* _Given problem_:
All of the data should be repeated exactly; pictures are not part of the copy.

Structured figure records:
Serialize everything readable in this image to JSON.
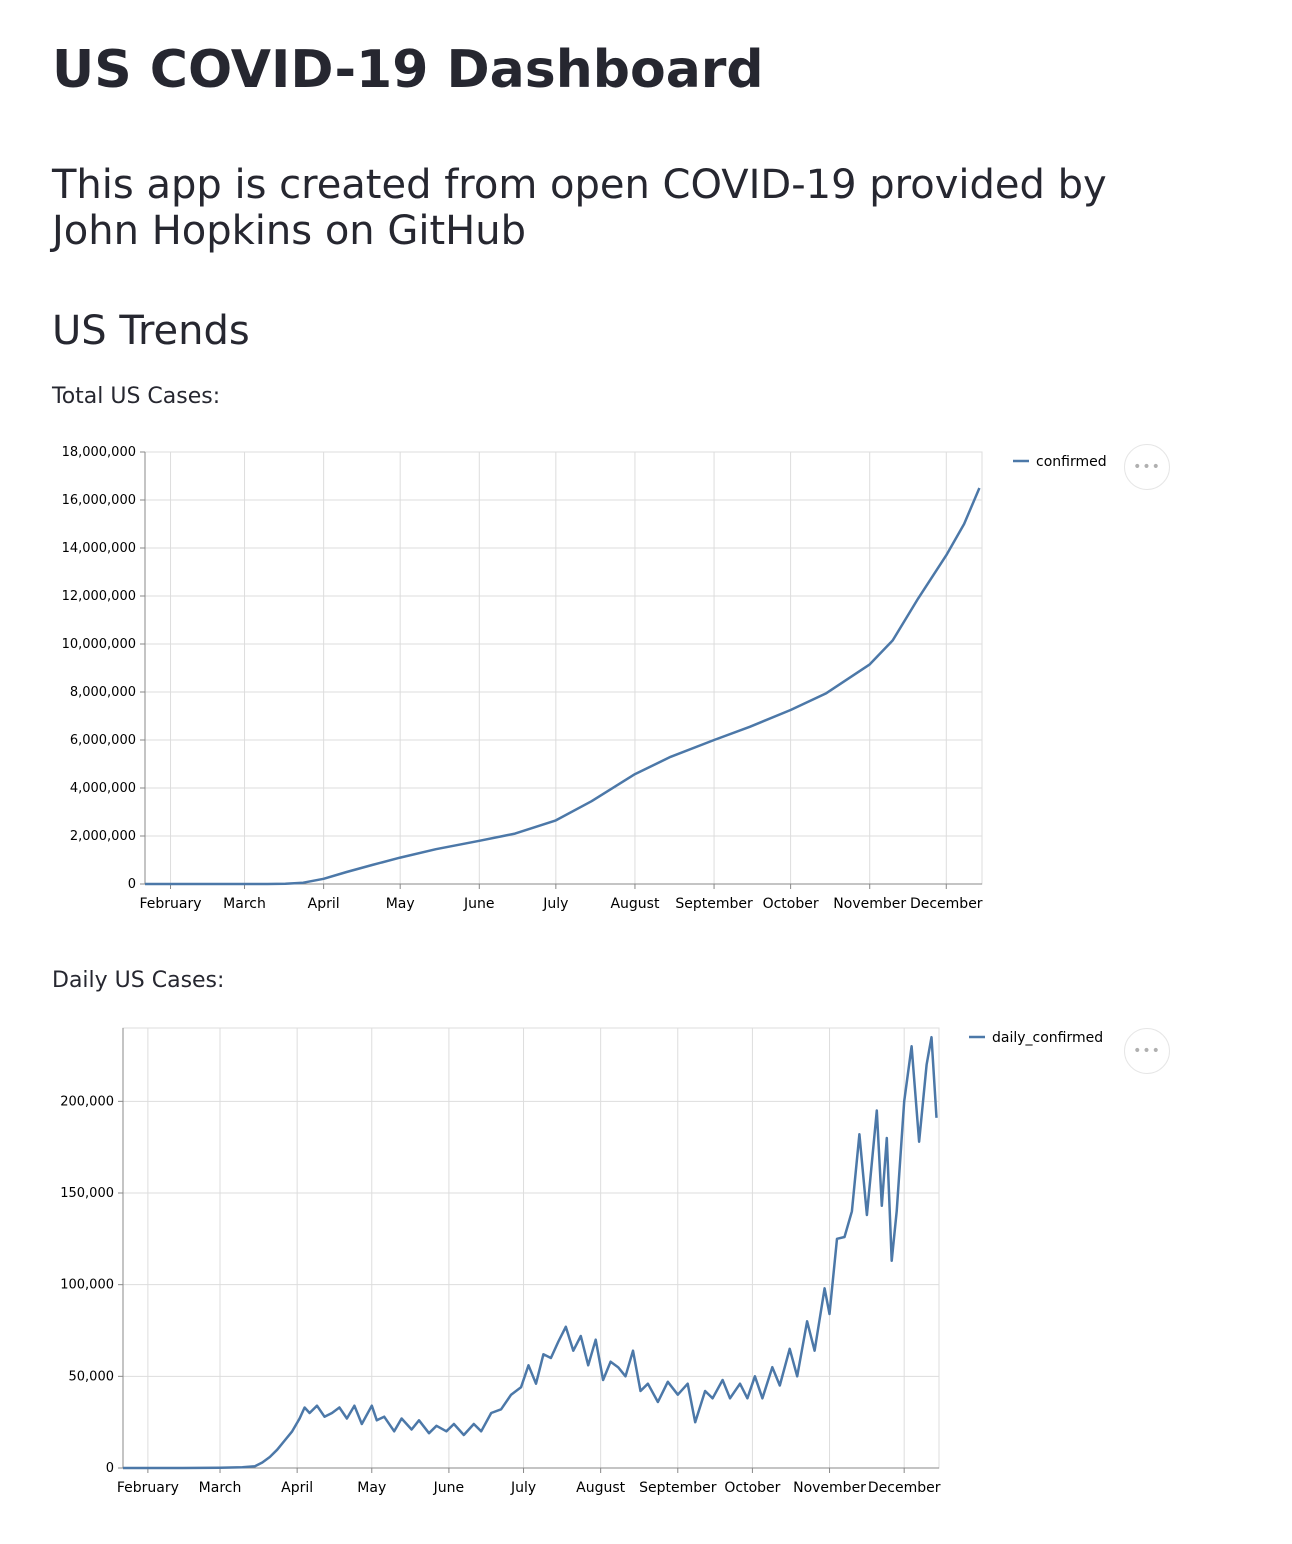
{
  "page": {
    "title": "US COVID-19 Dashboard",
    "subtitle": "This app is created from open COVID-19 provided by John Hopkins on GitHub",
    "section": "US Trends",
    "total_label": "Total US Cases:",
    "daily_label": "Daily US Cases:",
    "menu_icon": "ellipsis-icon"
  },
  "colors": {
    "line": "#4c78a8",
    "grid": "#dddddd",
    "text": "#262730"
  },
  "chart_data": [
    {
      "type": "line",
      "title": "",
      "legend": "top-right",
      "series": [
        {
          "name": "confirmed"
        }
      ],
      "x_tick_labels": [
        "February",
        "March",
        "April",
        "May",
        "June",
        "July",
        "August",
        "September",
        "October",
        "November",
        "December"
      ],
      "y_ticks": [
        0,
        2000000,
        4000000,
        6000000,
        8000000,
        10000000,
        12000000,
        14000000,
        16000000,
        18000000
      ],
      "y_tick_labels": [
        "0",
        "2,000,000",
        "4,000,000",
        "6,000,000",
        "8,000,000",
        "10,000,000",
        "12,000,000",
        "14,000,000",
        "16,000,000",
        "18,000,000"
      ],
      "ylim": [
        0,
        18000000
      ],
      "grid": true,
      "points": [
        [
          "2020-01-22",
          1
        ],
        [
          "2020-02-01",
          8
        ],
        [
          "2020-02-15",
          15
        ],
        [
          "2020-03-01",
          75
        ],
        [
          "2020-03-10",
          1000
        ],
        [
          "2020-03-17",
          6400
        ],
        [
          "2020-03-24",
          55000
        ],
        [
          "2020-04-01",
          215000
        ],
        [
          "2020-04-10",
          500000
        ],
        [
          "2020-04-20",
          790000
        ],
        [
          "2020-05-01",
          1100000
        ],
        [
          "2020-05-15",
          1450000
        ],
        [
          "2020-06-01",
          1800000
        ],
        [
          "2020-06-15",
          2100000
        ],
        [
          "2020-07-01",
          2650000
        ],
        [
          "2020-07-15",
          3450000
        ],
        [
          "2020-08-01",
          4580000
        ],
        [
          "2020-08-15",
          5300000
        ],
        [
          "2020-09-01",
          6000000
        ],
        [
          "2020-09-15",
          6550000
        ],
        [
          "2020-10-01",
          7250000
        ],
        [
          "2020-10-15",
          7950000
        ],
        [
          "2020-11-01",
          9150000
        ],
        [
          "2020-11-10",
          10150000
        ],
        [
          "2020-11-20",
          11900000
        ],
        [
          "2020-12-01",
          13700000
        ],
        [
          "2020-12-08",
          15000000
        ],
        [
          "2020-12-14",
          16500000
        ]
      ]
    },
    {
      "type": "line",
      "title": "",
      "legend": "top-right",
      "series": [
        {
          "name": "daily_confirmed"
        }
      ],
      "x_tick_labels": [
        "February",
        "March",
        "April",
        "May",
        "June",
        "July",
        "August",
        "September",
        "October",
        "November",
        "December"
      ],
      "y_ticks": [
        0,
        50000,
        100000,
        150000,
        200000
      ],
      "y_tick_labels": [
        "0",
        "50,000",
        "100,000",
        "150,000",
        "200,000"
      ],
      "ylim": [
        0,
        240000
      ],
      "grid": true,
      "points": [
        [
          "2020-01-22",
          0
        ],
        [
          "2020-02-15",
          0
        ],
        [
          "2020-03-01",
          100
        ],
        [
          "2020-03-10",
          400
        ],
        [
          "2020-03-15",
          1000
        ],
        [
          "2020-03-18",
          3000
        ],
        [
          "2020-03-21",
          6000
        ],
        [
          "2020-03-24",
          10000
        ],
        [
          "2020-03-27",
          15000
        ],
        [
          "2020-03-30",
          20000
        ],
        [
          "2020-04-02",
          27000
        ],
        [
          "2020-04-04",
          33000
        ],
        [
          "2020-04-06",
          30000
        ],
        [
          "2020-04-09",
          34000
        ],
        [
          "2020-04-12",
          28000
        ],
        [
          "2020-04-15",
          30000
        ],
        [
          "2020-04-18",
          33000
        ],
        [
          "2020-04-21",
          27000
        ],
        [
          "2020-04-24",
          34000
        ],
        [
          "2020-04-27",
          24000
        ],
        [
          "2020-05-01",
          34000
        ],
        [
          "2020-05-03",
          26000
        ],
        [
          "2020-05-06",
          28000
        ],
        [
          "2020-05-10",
          20000
        ],
        [
          "2020-05-13",
          27000
        ],
        [
          "2020-05-17",
          21000
        ],
        [
          "2020-05-20",
          26000
        ],
        [
          "2020-05-24",
          19000
        ],
        [
          "2020-05-27",
          23000
        ],
        [
          "2020-05-31",
          20000
        ],
        [
          "2020-06-03",
          24000
        ],
        [
          "2020-06-07",
          18000
        ],
        [
          "2020-06-11",
          24000
        ],
        [
          "2020-06-14",
          20000
        ],
        [
          "2020-06-18",
          30000
        ],
        [
          "2020-06-22",
          32000
        ],
        [
          "2020-06-26",
          40000
        ],
        [
          "2020-06-30",
          44000
        ],
        [
          "2020-07-03",
          56000
        ],
        [
          "2020-07-06",
          46000
        ],
        [
          "2020-07-09",
          62000
        ],
        [
          "2020-07-12",
          60000
        ],
        [
          "2020-07-15",
          69000
        ],
        [
          "2020-07-18",
          77000
        ],
        [
          "2020-07-21",
          64000
        ],
        [
          "2020-07-24",
          72000
        ],
        [
          "2020-07-27",
          56000
        ],
        [
          "2020-07-30",
          70000
        ],
        [
          "2020-08-02",
          48000
        ],
        [
          "2020-08-05",
          58000
        ],
        [
          "2020-08-08",
          55000
        ],
        [
          "2020-08-11",
          50000
        ],
        [
          "2020-08-14",
          64000
        ],
        [
          "2020-08-17",
          42000
        ],
        [
          "2020-08-20",
          46000
        ],
        [
          "2020-08-24",
          36000
        ],
        [
          "2020-08-28",
          47000
        ],
        [
          "2020-09-01",
          40000
        ],
        [
          "2020-09-05",
          46000
        ],
        [
          "2020-09-08",
          25000
        ],
        [
          "2020-09-12",
          42000
        ],
        [
          "2020-09-15",
          38000
        ],
        [
          "2020-09-19",
          48000
        ],
        [
          "2020-09-22",
          38000
        ],
        [
          "2020-09-26",
          46000
        ],
        [
          "2020-09-29",
          38000
        ],
        [
          "2020-10-02",
          50000
        ],
        [
          "2020-10-05",
          38000
        ],
        [
          "2020-10-09",
          55000
        ],
        [
          "2020-10-12",
          45000
        ],
        [
          "2020-10-16",
          65000
        ],
        [
          "2020-10-19",
          50000
        ],
        [
          "2020-10-23",
          80000
        ],
        [
          "2020-10-26",
          64000
        ],
        [
          "2020-10-30",
          98000
        ],
        [
          "2020-11-01",
          84000
        ],
        [
          "2020-11-04",
          125000
        ],
        [
          "2020-11-07",
          126000
        ],
        [
          "2020-11-10",
          140000
        ],
        [
          "2020-11-13",
          182000
        ],
        [
          "2020-11-16",
          138000
        ],
        [
          "2020-11-20",
          195000
        ],
        [
          "2020-11-22",
          143000
        ],
        [
          "2020-11-24",
          180000
        ],
        [
          "2020-11-26",
          113000
        ],
        [
          "2020-11-28",
          140000
        ],
        [
          "2020-12-01",
          200000
        ],
        [
          "2020-12-04",
          230000
        ],
        [
          "2020-12-07",
          178000
        ],
        [
          "2020-12-10",
          220000
        ],
        [
          "2020-12-12",
          235000
        ],
        [
          "2020-12-14",
          191000
        ]
      ]
    }
  ]
}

* _Exercise solution_:
Serialize everything readable in this image to JSON.
{
  "page": {
    "title": "US COVID-19 Dashboard",
    "subtitle": "This app is created from open COVID-19 provided by John Hopkins on GitHub",
    "section": "US Trends",
    "total_label": "Total US Cases:",
    "daily_label": "Daily US Cases:",
    "menu_icon": "ellipsis-icon"
  },
  "colors": {
    "line": "#4c78a8",
    "grid": "#dddddd",
    "text": "#262730"
  },
  "chart_data": [
    {
      "type": "line",
      "title": "",
      "legend": "top-right",
      "series": [
        {
          "name": "confirmed"
        }
      ],
      "x_tick_labels": [
        "February",
        "March",
        "April",
        "May",
        "June",
        "July",
        "August",
        "September",
        "October",
        "November",
        "December"
      ],
      "y_ticks": [
        0,
        2000000,
        4000000,
        6000000,
        8000000,
        10000000,
        12000000,
        14000000,
        16000000,
        18000000
      ],
      "y_tick_labels": [
        "0",
        "2,000,000",
        "4,000,000",
        "6,000,000",
        "8,000,000",
        "10,000,000",
        "12,000,000",
        "14,000,000",
        "16,000,000",
        "18,000,000"
      ],
      "ylim": [
        0,
        18000000
      ],
      "grid": true,
      "points": [
        [
          "2020-01-22",
          1
        ],
        [
          "2020-02-01",
          8
        ],
        [
          "2020-02-15",
          15
        ],
        [
          "2020-03-01",
          75
        ],
        [
          "2020-03-10",
          1000
        ],
        [
          "2020-03-17",
          6400
        ],
        [
          "2020-03-24",
          55000
        ],
        [
          "2020-04-01",
          215000
        ],
        [
          "2020-04-10",
          500000
        ],
        [
          "2020-04-20",
          790000
        ],
        [
          "2020-05-01",
          1100000
        ],
        [
          "2020-05-15",
          1450000
        ],
        [
          "2020-06-01",
          1800000
        ],
        [
          "2020-06-15",
          2100000
        ],
        [
          "2020-07-01",
          2650000
        ],
        [
          "2020-07-15",
          3450000
        ],
        [
          "2020-08-01",
          4580000
        ],
        [
          "2020-08-15",
          5300000
        ],
        [
          "2020-09-01",
          6000000
        ],
        [
          "2020-09-15",
          6550000
        ],
        [
          "2020-10-01",
          7250000
        ],
        [
          "2020-10-15",
          7950000
        ],
        [
          "2020-11-01",
          9150000
        ],
        [
          "2020-11-10",
          10150000
        ],
        [
          "2020-11-20",
          11900000
        ],
        [
          "2020-12-01",
          13700000
        ],
        [
          "2020-12-08",
          15000000
        ],
        [
          "2020-12-14",
          16500000
        ]
      ]
    },
    {
      "type": "line",
      "title": "",
      "legend": "top-right",
      "series": [
        {
          "name": "daily_confirmed"
        }
      ],
      "x_tick_labels": [
        "February",
        "March",
        "April",
        "May",
        "June",
        "July",
        "August",
        "September",
        "October",
        "November",
        "December"
      ],
      "y_ticks": [
        0,
        50000,
        100000,
        150000,
        200000
      ],
      "y_tick_labels": [
        "0",
        "50,000",
        "100,000",
        "150,000",
        "200,000"
      ],
      "ylim": [
        0,
        240000
      ],
      "grid": true,
      "points": [
        [
          "2020-01-22",
          0
        ],
        [
          "2020-02-15",
          0
        ],
        [
          "2020-03-01",
          100
        ],
        [
          "2020-03-10",
          400
        ],
        [
          "2020-03-15",
          1000
        ],
        [
          "2020-03-18",
          3000
        ],
        [
          "2020-03-21",
          6000
        ],
        [
          "2020-03-24",
          10000
        ],
        [
          "2020-03-27",
          15000
        ],
        [
          "2020-03-30",
          20000
        ],
        [
          "2020-04-02",
          27000
        ],
        [
          "2020-04-04",
          33000
        ],
        [
          "2020-04-06",
          30000
        ],
        [
          "2020-04-09",
          34000
        ],
        [
          "2020-04-12",
          28000
        ],
        [
          "2020-04-15",
          30000
        ],
        [
          "2020-04-18",
          33000
        ],
        [
          "2020-04-21",
          27000
        ],
        [
          "2020-04-24",
          34000
        ],
        [
          "2020-04-27",
          24000
        ],
        [
          "2020-05-01",
          34000
        ],
        [
          "2020-05-03",
          26000
        ],
        [
          "2020-05-06",
          28000
        ],
        [
          "2020-05-10",
          20000
        ],
        [
          "2020-05-13",
          27000
        ],
        [
          "2020-05-17",
          21000
        ],
        [
          "2020-05-20",
          26000
        ],
        [
          "2020-05-24",
          19000
        ],
        [
          "2020-05-27",
          23000
        ],
        [
          "2020-05-31",
          20000
        ],
        [
          "2020-06-03",
          24000
        ],
        [
          "2020-06-07",
          18000
        ],
        [
          "2020-06-11",
          24000
        ],
        [
          "2020-06-14",
          20000
        ],
        [
          "2020-06-18",
          30000
        ],
        [
          "2020-06-22",
          32000
        ],
        [
          "2020-06-26",
          40000
        ],
        [
          "2020-06-30",
          44000
        ],
        [
          "2020-07-03",
          56000
        ],
        [
          "2020-07-06",
          46000
        ],
        [
          "2020-07-09",
          62000
        ],
        [
          "2020-07-12",
          60000
        ],
        [
          "2020-07-15",
          69000
        ],
        [
          "2020-07-18",
          77000
        ],
        [
          "2020-07-21",
          64000
        ],
        [
          "2020-07-24",
          72000
        ],
        [
          "2020-07-27",
          56000
        ],
        [
          "2020-07-30",
          70000
        ],
        [
          "2020-08-02",
          48000
        ],
        [
          "2020-08-05",
          58000
        ],
        [
          "2020-08-08",
          55000
        ],
        [
          "2020-08-11",
          50000
        ],
        [
          "2020-08-14",
          64000
        ],
        [
          "2020-08-17",
          42000
        ],
        [
          "2020-08-20",
          46000
        ],
        [
          "2020-08-24",
          36000
        ],
        [
          "2020-08-28",
          47000
        ],
        [
          "2020-09-01",
          40000
        ],
        [
          "2020-09-05",
          46000
        ],
        [
          "2020-09-08",
          25000
        ],
        [
          "2020-09-12",
          42000
        ],
        [
          "2020-09-15",
          38000
        ],
        [
          "2020-09-19",
          48000
        ],
        [
          "2020-09-22",
          38000
        ],
        [
          "2020-09-26",
          46000
        ],
        [
          "2020-09-29",
          38000
        ],
        [
          "2020-10-02",
          50000
        ],
        [
          "2020-10-05",
          38000
        ],
        [
          "2020-10-09",
          55000
        ],
        [
          "2020-10-12",
          45000
        ],
        [
          "2020-10-16",
          65000
        ],
        [
          "2020-10-19",
          50000
        ],
        [
          "2020-10-23",
          80000
        ],
        [
          "2020-10-26",
          64000
        ],
        [
          "2020-10-30",
          98000
        ],
        [
          "2020-11-01",
          84000
        ],
        [
          "2020-11-04",
          125000
        ],
        [
          "2020-11-07",
          126000
        ],
        [
          "2020-11-10",
          140000
        ],
        [
          "2020-11-13",
          182000
        ],
        [
          "2020-11-16",
          138000
        ],
        [
          "2020-11-20",
          195000
        ],
        [
          "2020-11-22",
          143000
        ],
        [
          "2020-11-24",
          180000
        ],
        [
          "2020-11-26",
          113000
        ],
        [
          "2020-11-28",
          140000
        ],
        [
          "2020-12-01",
          200000
        ],
        [
          "2020-12-04",
          230000
        ],
        [
          "2020-12-07",
          178000
        ],
        [
          "2020-12-10",
          220000
        ],
        [
          "2020-12-12",
          235000
        ],
        [
          "2020-12-14",
          191000
        ]
      ]
    }
  ]
}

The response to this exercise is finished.